==== Brano da leggere ====
Quando è ormai tutto disposto per la partenza, alcuni presagi sembrano gettare ombre sulla positiva riuscita dell’impresa. In occasione delle Adonie, avviene la mutilazione delle Erme, fatto che, secondo Plutarco, «turbò anche molti di coloro che, di solito, non facevano caso a siffatti segni». In base a una testimonianza di Cratippo, Plutarco (Mor. 834 b) considera responsabili i Corinzi, in un estremo tentativo di difesa dei loro coloni siracusani. Secondo altre fonti, colpevoli dello scandalo sarebbero, piuttosto, dei giovani «spinti, in preda al troppo vino bevuto, a compiere quell’atto violento per una bravata scherzosa». In ogni caso, il fatto genera indignazione e paura, per cui «sia la Boulè che il popolo si radunarono più volte in pochi giorni per condurre una serie di indagini al riguardo, esaminando la faccenda in ogni particolare» (Alc. XVIII).
==== Dati di lavoro ====
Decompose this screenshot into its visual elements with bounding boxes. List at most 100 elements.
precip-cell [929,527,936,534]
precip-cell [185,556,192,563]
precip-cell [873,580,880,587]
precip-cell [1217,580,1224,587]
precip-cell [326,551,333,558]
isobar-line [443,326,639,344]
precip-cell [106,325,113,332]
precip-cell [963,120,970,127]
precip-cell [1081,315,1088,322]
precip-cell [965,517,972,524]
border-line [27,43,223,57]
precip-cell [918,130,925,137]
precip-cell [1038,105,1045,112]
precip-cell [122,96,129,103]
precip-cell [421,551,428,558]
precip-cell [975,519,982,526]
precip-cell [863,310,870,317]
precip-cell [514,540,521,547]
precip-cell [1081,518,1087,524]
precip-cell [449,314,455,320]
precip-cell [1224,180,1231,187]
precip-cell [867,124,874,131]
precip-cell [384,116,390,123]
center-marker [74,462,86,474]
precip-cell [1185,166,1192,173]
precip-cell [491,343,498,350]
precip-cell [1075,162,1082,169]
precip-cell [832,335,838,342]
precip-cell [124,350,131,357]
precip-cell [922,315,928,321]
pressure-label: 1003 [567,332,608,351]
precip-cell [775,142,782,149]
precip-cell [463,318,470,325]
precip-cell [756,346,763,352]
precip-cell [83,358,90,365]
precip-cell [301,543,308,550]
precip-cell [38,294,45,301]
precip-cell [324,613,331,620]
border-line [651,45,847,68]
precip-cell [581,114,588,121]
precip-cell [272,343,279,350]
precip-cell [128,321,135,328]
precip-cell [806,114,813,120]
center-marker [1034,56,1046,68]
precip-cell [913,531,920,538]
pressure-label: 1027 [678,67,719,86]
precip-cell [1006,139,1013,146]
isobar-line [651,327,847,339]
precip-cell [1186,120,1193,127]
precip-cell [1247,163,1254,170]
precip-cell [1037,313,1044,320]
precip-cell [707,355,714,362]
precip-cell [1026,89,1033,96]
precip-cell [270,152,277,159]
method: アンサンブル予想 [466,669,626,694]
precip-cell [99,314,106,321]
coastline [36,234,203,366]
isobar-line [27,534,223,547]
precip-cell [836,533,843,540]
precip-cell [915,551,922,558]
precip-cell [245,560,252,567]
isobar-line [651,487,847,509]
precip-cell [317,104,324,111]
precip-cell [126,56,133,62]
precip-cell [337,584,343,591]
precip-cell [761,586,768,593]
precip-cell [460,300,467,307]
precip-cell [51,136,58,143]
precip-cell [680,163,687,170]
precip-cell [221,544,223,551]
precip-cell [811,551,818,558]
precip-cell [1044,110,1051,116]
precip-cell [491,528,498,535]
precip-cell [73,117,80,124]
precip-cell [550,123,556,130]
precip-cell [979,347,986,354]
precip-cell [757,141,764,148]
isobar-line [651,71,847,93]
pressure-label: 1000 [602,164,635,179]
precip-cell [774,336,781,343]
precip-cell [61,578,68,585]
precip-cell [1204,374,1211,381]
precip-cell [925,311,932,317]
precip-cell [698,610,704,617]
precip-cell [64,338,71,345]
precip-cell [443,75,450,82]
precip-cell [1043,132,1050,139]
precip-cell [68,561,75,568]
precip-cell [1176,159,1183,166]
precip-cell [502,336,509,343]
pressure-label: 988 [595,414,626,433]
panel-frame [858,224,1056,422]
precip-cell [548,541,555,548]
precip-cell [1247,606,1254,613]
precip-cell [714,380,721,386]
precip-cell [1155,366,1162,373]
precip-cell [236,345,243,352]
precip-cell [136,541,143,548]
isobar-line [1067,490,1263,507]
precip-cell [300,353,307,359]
====
Esercizi:
**a)** Copia senza modifiche i record, dall'inizio fino alla riga che contiene "precip-cell [1037,313,1044,320]", con entrambi gli estremi inclusi.
**b)** Riprendi il brano sulla mutilazione delle Erme dal punto in cui si interrompe.

Risposte:
**a)**
Decompose this screenshot into its visual elements with bounding boxes. List at most 100 elements.
precip-cell [929,527,936,534]
precip-cell [185,556,192,563]
precip-cell [873,580,880,587]
precip-cell [1217,580,1224,587]
precip-cell [326,551,333,558]
isobar-line [443,326,639,344]
precip-cell [106,325,113,332]
precip-cell [963,120,970,127]
precip-cell [1081,315,1088,322]
precip-cell [965,517,972,524]
border-line [27,43,223,57]
precip-cell [918,130,925,137]
precip-cell [1038,105,1045,112]
precip-cell [122,96,129,103]
precip-cell [421,551,428,558]
precip-cell [975,519,982,526]
precip-cell [863,310,870,317]
precip-cell [514,540,521,547]
precip-cell [1081,518,1087,524]
precip-cell [449,314,455,320]
precip-cell [1224,180,1231,187]
precip-cell [867,124,874,131]
precip-cell [384,116,390,123]
center-marker [74,462,86,474]
precip-cell [1185,166,1192,173]
precip-cell [491,343,498,350]
precip-cell [1075,162,1082,169]
precip-cell [832,335,838,342]
precip-cell [124,350,131,357]
precip-cell [922,315,928,321]
pressure-label: 1003 [567,332,608,351]
precip-cell [775,142,782,149]
precip-cell [463,318,470,325]
precip-cell [756,346,763,352]
precip-cell [83,358,90,365]
precip-cell [301,543,308,550]
precip-cell [38,294,45,301]
precip-cell [324,613,331,620]
border-line [651,45,847,68]
precip-cell [581,114,588,121]
precip-cell [272,343,279,350]
precip-cell [128,321,135,328]
precip-cell [806,114,813,120]
center-marker [1034,56,1046,68]
precip-cell [913,531,920,538]
pressure-label: 1027 [678,67,719,86]
precip-cell [1006,139,1013,146]
isobar-line [651,327,847,339]
precip-cell [1186,120,1193,127]
precip-cell [1247,163,1254,170]
precip-cell [1037,313,1044,320]

**b)**
Il demagogo Androcle conduce dal magistrato alcuni schiavi e meteci, che accusano Alcibiade e i suoi amici «di aver sfregiato anche altre statue e di aver parodiato, nell’ebbrezza del vino, i sacri misteri, ovvero i Misteri Eleusini». Di fronte a una situazione così incandescente, Alcibiade annuncia di voler essere processato immediatamente in modo da potersi scagionare. Tucidide rappresenta così la situazione (VI 29. 3): «Ma i suoi nemici, temendo che egli avrebbe avuto l’esercito benevolo verso di lui se avesse affrontato il processo allora, e che il popolo fosse mite nei suoi confronti e lo proteggesse perché grazie a lui gli Argivi e alcuni Mantineesi prendevano parte alla spedizione, si adoperavano per respingere le proposte di Alcibiade e impedirne l’attuazione: incitarono altri oratori a parlare. Questi dissero che egli doveva salpare ora e non ritardare la partenza, ma che sarebbe dovuto tornare per sottoporsi al giudizio entro un numero prescritto di giorni. Volevano che subisse il processo al suo ritorno, dopo averlo richiamato, quando la loro accusa sarebbe stata più grave e l’avrebbero preparata più facilmente mentre egli era lontano».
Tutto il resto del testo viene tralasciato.